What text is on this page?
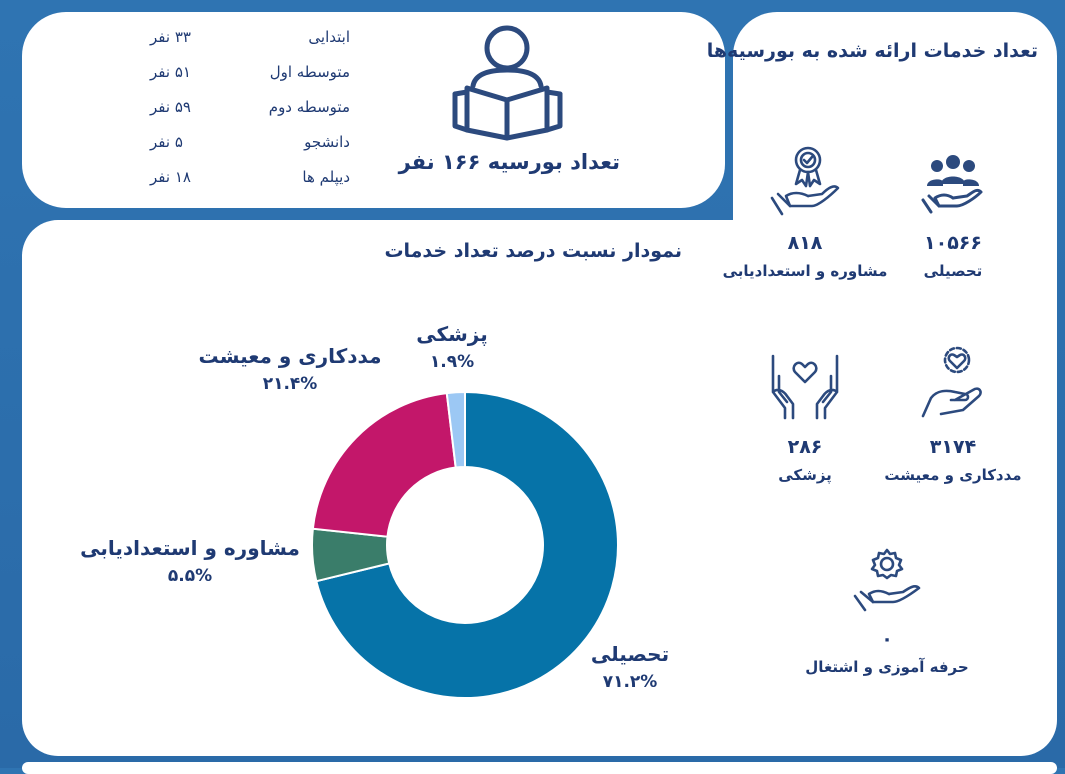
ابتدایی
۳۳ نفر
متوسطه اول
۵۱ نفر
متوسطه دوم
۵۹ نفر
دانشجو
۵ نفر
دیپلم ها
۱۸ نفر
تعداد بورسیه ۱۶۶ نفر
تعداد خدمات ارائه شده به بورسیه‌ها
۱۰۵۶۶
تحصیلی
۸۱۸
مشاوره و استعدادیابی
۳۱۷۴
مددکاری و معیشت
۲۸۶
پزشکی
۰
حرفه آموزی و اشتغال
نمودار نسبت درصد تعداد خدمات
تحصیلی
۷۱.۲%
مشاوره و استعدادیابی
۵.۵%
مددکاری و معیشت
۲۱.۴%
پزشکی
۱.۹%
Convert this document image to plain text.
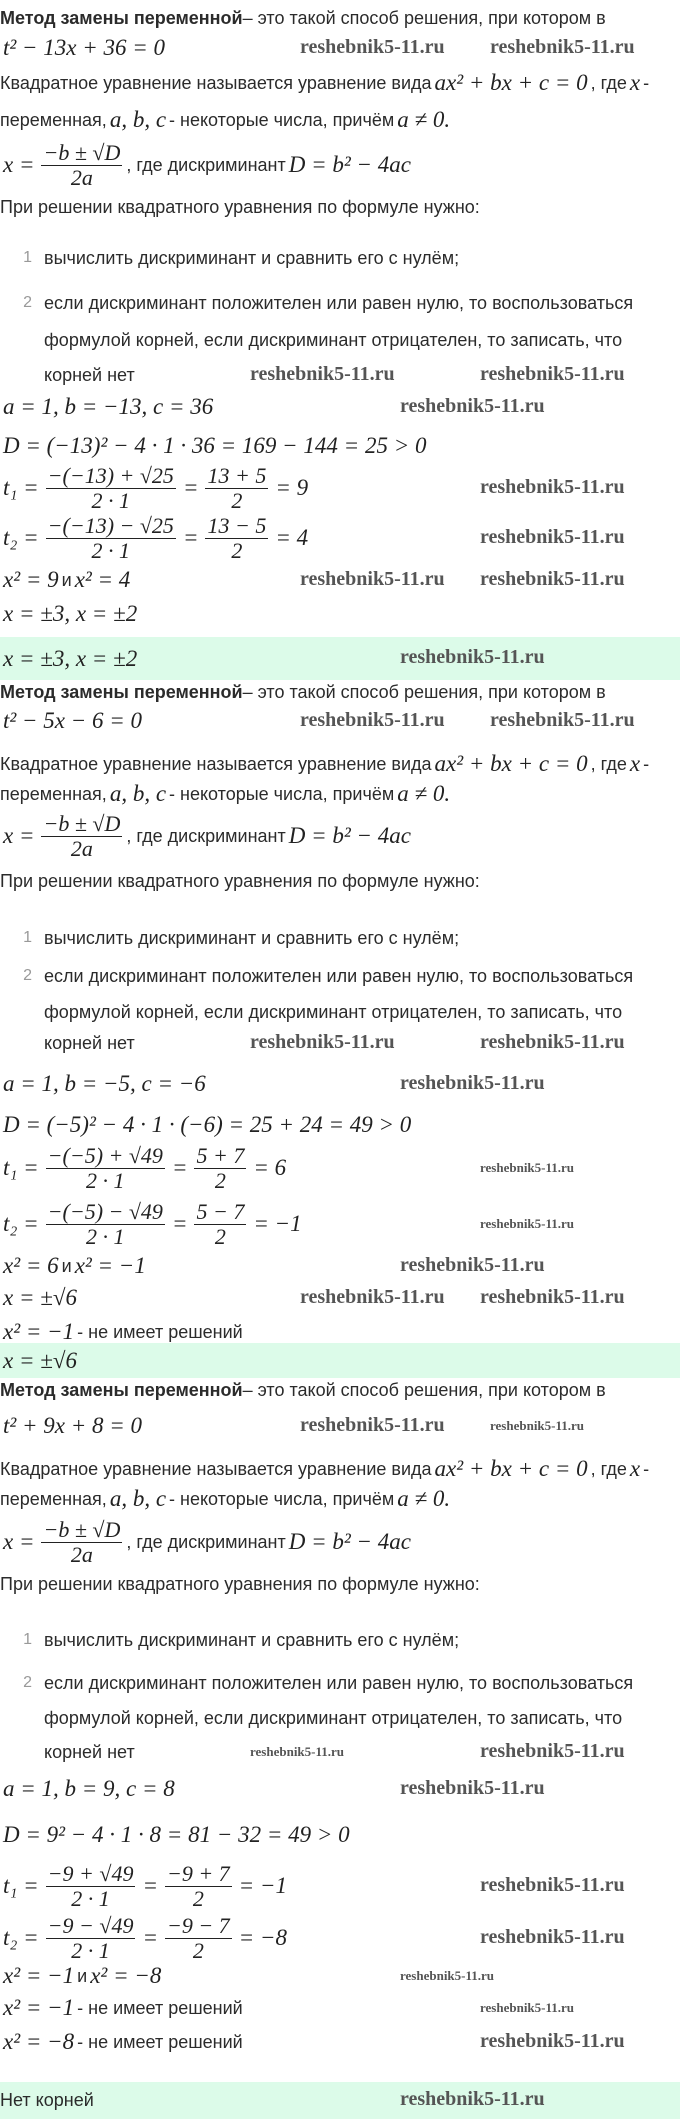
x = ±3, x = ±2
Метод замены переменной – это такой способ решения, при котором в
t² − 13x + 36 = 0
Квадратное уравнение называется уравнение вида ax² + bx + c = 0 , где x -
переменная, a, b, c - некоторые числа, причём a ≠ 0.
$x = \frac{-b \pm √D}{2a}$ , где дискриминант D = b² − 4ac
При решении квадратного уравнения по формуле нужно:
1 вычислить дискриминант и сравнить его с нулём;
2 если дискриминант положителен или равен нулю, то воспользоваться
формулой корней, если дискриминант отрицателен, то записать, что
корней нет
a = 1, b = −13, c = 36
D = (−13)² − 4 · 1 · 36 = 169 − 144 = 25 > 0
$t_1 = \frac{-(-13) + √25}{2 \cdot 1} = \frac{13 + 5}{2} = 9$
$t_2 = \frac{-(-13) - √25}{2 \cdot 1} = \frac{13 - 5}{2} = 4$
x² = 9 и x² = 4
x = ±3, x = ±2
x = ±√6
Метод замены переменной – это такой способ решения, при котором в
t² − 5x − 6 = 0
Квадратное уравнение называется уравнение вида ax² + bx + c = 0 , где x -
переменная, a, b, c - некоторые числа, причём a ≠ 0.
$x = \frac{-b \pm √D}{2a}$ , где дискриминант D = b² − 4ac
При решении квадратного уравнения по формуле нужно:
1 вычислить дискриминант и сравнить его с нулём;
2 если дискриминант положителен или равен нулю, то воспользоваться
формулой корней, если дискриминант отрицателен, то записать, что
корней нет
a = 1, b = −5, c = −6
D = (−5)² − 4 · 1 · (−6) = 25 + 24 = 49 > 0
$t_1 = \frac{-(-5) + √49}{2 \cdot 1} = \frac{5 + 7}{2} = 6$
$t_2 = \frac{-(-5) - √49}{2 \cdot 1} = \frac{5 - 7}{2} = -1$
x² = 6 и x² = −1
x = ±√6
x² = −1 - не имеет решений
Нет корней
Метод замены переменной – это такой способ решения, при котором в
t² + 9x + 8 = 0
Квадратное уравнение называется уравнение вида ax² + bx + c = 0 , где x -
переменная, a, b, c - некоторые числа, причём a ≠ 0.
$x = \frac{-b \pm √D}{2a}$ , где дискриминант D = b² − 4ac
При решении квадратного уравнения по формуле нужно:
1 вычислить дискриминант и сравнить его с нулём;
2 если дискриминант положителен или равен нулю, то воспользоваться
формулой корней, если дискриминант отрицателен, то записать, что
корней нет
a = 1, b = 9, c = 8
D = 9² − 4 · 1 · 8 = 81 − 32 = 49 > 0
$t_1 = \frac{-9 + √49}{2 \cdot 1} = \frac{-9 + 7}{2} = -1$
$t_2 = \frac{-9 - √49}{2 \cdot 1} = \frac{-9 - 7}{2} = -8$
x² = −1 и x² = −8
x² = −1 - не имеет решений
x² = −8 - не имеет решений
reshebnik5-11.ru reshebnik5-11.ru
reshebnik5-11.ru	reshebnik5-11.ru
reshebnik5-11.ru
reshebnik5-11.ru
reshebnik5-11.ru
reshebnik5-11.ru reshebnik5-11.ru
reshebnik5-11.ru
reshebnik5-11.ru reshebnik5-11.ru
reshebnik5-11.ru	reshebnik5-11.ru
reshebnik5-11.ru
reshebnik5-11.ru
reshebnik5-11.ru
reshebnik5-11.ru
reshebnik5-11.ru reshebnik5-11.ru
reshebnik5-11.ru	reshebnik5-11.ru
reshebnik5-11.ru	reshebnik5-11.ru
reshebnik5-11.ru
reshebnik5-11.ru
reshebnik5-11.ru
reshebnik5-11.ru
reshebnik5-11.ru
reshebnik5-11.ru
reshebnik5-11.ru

**Objective**
Without the pictures, write out all of the material exactly.

**Correct result**
What text is on this page?
ابتدایی
۳۳ نفر
متوسطه اول
۵۱ نفر
متوسطه دوم
۵۹ نفر
دانشجو
۵ نفر
دیپلم ها
۱۸ نفر
تعداد بورسیه ۱۶۶ نفر
تعداد خدمات ارائه شده به بورسیه‌ها
۱۰۵۶۶
تحصیلی
۸۱۸
مشاوره و استعدادیابی
۳۱۷۴
مددکاری و معیشت
۲۸۶
پزشکی
۰
حرفه آموزی و اشتغال
نمودار نسبت درصد تعداد خدمات
تحصیلی
۷۱.۲%
مشاوره و استعدادیابی
۵.۵%
مددکاری و معیشت
۲۱.۴%
پزشکی
۱.۹%
Convert this document image to plain text.
x = ±3, x = ±2
Метод замены переменной – это такой способ решения, при котором в
t² − 13x + 36 = 0
Квадратное уравнение называется уравнение вида ax² + bx + c = 0 , где x -
переменная, a, b, c - некоторые числа, причём a ≠ 0.
$x = \frac{-b \pm √D}{2a}$ , где дискриминант D = b² − 4ac
При решении квадратного уравнения по формуле нужно:
1 вычислить дискриминант и сравнить его с нулём;
2 если дискриминант положителен или равен нулю, то воспользоваться
формулой корней, если дискриминант отрицателен, то записать, что
корней нет
a = 1, b = −13, c = 36
D = (−13)² − 4 · 1 · 36 = 169 − 144 = 25 > 0
$t_1 = \frac{-(-13) + √25}{2 \cdot 1} = \frac{13 + 5}{2} = 9$
$t_2 = \frac{-(-13) - √25}{2 \cdot 1} = \frac{13 - 5}{2} = 4$
x² = 9 и x² = 4
x = ±3, x = ±2
x = ±√6
Метод замены переменной – это такой способ решения, при котором в
t² − 5x − 6 = 0
Квадратное уравнение называется уравнение вида ax² + bx + c = 0 , где x -
переменная, a, b, c - некоторые числа, причём a ≠ 0.
$x = \frac{-b \pm √D}{2a}$ , где дискриминант D = b² − 4ac
При решении квадратного уравнения по формуле нужно:
1 вычислить дискриминант и сравнить его с нулём;
2 если дискриминант положителен или равен нулю, то воспользоваться
формулой корней, если дискриминант отрицателен, то записать, что
корней нет
a = 1, b = −5, c = −6
D = (−5)² − 4 · 1 · (−6) = 25 + 24 = 49 > 0
$t_1 = \frac{-(-5) + √49}{2 \cdot 1} = \frac{5 + 7}{2} = 6$
$t_2 = \frac{-(-5) - √49}{2 \cdot 1} = \frac{5 - 7}{2} = -1$
x² = 6 и x² = −1
x = ±√6
x² = −1 - не имеет решений
Нет корней
Метод замены переменной – это такой способ решения, при котором в
t² + 9x + 8 = 0
Квадратное уравнение называется уравнение вида ax² + bx + c = 0 , где x -
переменная, a, b, c - некоторые числа, причём a ≠ 0.
$x = \frac{-b \pm √D}{2a}$ , где дискриминант D = b² − 4ac
При решении квадратного уравнения по формуле нужно:
1 вычислить дискриминант и сравнить его с нулём;
2 если дискриминант положителен или равен нулю, то воспользоваться
формулой корней, если дискриминант отрицателен, то записать, что
корней нет
a = 1, b = 9, c = 8
D = 9² − 4 · 1 · 8 = 81 − 32 = 49 > 0
$t_1 = \frac{-9 + √49}{2 \cdot 1} = \frac{-9 + 7}{2} = -1$
$t_2 = \frac{-9 - √49}{2 \cdot 1} = \frac{-9 - 7}{2} = -8$
x² = −1 и x² = −8
x² = −1 - не имеет решений
x² = −8 - не имеет решений
reshebnik5-11.ru reshebnik5-11.ru
reshebnik5-11.ru	reshebnik5-11.ru
reshebnik5-11.ru
reshebnik5-11.ru
reshebnik5-11.ru
reshebnik5-11.ru reshebnik5-11.ru
reshebnik5-11.ru
reshebnik5-11.ru reshebnik5-11.ru
reshebnik5-11.ru	reshebnik5-11.ru
reshebnik5-11.ru
reshebnik5-11.ru
reshebnik5-11.ru
reshebnik5-11.ru
reshebnik5-11.ru reshebnik5-11.ru
reshebnik5-11.ru	reshebnik5-11.ru
reshebnik5-11.ru	reshebnik5-11.ru
reshebnik5-11.ru
reshebnik5-11.ru
reshebnik5-11.ru
reshebnik5-11.ru
reshebnik5-11.ru
reshebnik5-11.ru
reshebnik5-11.ru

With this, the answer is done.